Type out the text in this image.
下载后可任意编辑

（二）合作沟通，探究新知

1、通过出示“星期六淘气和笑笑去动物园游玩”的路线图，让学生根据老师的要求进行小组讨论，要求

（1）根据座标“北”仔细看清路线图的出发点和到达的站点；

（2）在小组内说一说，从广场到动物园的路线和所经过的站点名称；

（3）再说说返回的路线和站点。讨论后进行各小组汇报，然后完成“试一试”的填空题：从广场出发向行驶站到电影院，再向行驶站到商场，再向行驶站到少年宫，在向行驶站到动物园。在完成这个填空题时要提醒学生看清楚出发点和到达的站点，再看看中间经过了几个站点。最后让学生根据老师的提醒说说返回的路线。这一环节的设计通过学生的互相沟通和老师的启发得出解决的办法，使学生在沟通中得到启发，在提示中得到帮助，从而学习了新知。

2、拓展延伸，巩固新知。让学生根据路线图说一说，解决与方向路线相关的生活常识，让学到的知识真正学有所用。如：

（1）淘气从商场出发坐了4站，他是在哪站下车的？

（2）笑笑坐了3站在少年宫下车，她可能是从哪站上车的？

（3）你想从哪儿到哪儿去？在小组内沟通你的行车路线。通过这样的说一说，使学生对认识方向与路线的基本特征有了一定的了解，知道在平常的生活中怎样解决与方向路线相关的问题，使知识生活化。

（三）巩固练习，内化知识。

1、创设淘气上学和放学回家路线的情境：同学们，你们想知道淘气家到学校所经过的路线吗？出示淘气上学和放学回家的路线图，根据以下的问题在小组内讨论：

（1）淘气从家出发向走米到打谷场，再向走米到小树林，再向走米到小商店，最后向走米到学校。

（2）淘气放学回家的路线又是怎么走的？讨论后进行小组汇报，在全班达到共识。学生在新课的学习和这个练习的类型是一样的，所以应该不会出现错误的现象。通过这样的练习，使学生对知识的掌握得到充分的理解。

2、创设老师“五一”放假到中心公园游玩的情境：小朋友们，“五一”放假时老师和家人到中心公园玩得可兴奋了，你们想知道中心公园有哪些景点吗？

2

▸ What is needed:
Each record above should be restated word for word.

▸ Expected answer:
Type out the text in this image.
下载后可任意编辑

（二）合作沟通，探究新知

1、通过出示“星期六淘气和笑笑去动物园游玩”的路线图，让学生根据老师的要求进行小组讨论，要求

（1）根据座标“北”仔细看清路线图的出发点和到达的站点；

（2）在小组内说一说，从广场到动物园的路线和所经过的站点名称；

（3）再说说返回的路线和站点。讨论后进行各小组汇报，然后完成“试一试”的填空题：从广场出发向行驶站到电影院，再向行驶站到商场，再向行驶站到少年宫，在向行驶站到动物园。在完成这个填空题时要提醒学生看清楚出发点和到达的站点，再看看中间经过了几个站点。最后让学生根据老师的提醒说说返回的路线。这一环节的设计通过学生的互相沟通和老师的启发得出解决的办法，使学生在沟通中得到启发，在提示中得到帮助，从而学习了新知。

2、拓展延伸，巩固新知。让学生根据路线图说一说，解决与方向路线相关的生活常识，让学到的知识真正学有所用。如：

（1）淘气从商场出发坐了4站，他是在哪站下车的？

（2）笑笑坐了3站在少年宫下车，她可能是从哪站上车的？

（3）你想从哪儿到哪儿去？在小组内沟通你的行车路线。通过这样的说一说，使学生对认识方向与路线的基本特征有了一定的了解，知道在平常的生活中怎样解决与方向路线相关的问题，使知识生活化。

（三）巩固练习，内化知识。

1、创设淘气上学和放学回家路线的情境：同学们，你们想知道淘气家到学校所经过的路线吗？出示淘气上学和放学回家的路线图，根据以下的问题在小组内讨论：

（1）淘气从家出发向走米到打谷场，再向走米到小树林，再向走米到小商店，最后向走米到学校。

（2）淘气放学回家的路线又是怎么走的？讨论后进行小组汇报，在全班达到共识。学生在新课的学习和这个练习的类型是一样的，所以应该不会出现错误的现象。通过这样的练习，使学生对知识的掌握得到充分的理解。

2、创设老师“五一”放假到中心公园游玩的情境：小朋友们，“五一”放假时老师和家人到中心公园玩得可兴奋了，你们想知道中心公园有哪些景点吗？

2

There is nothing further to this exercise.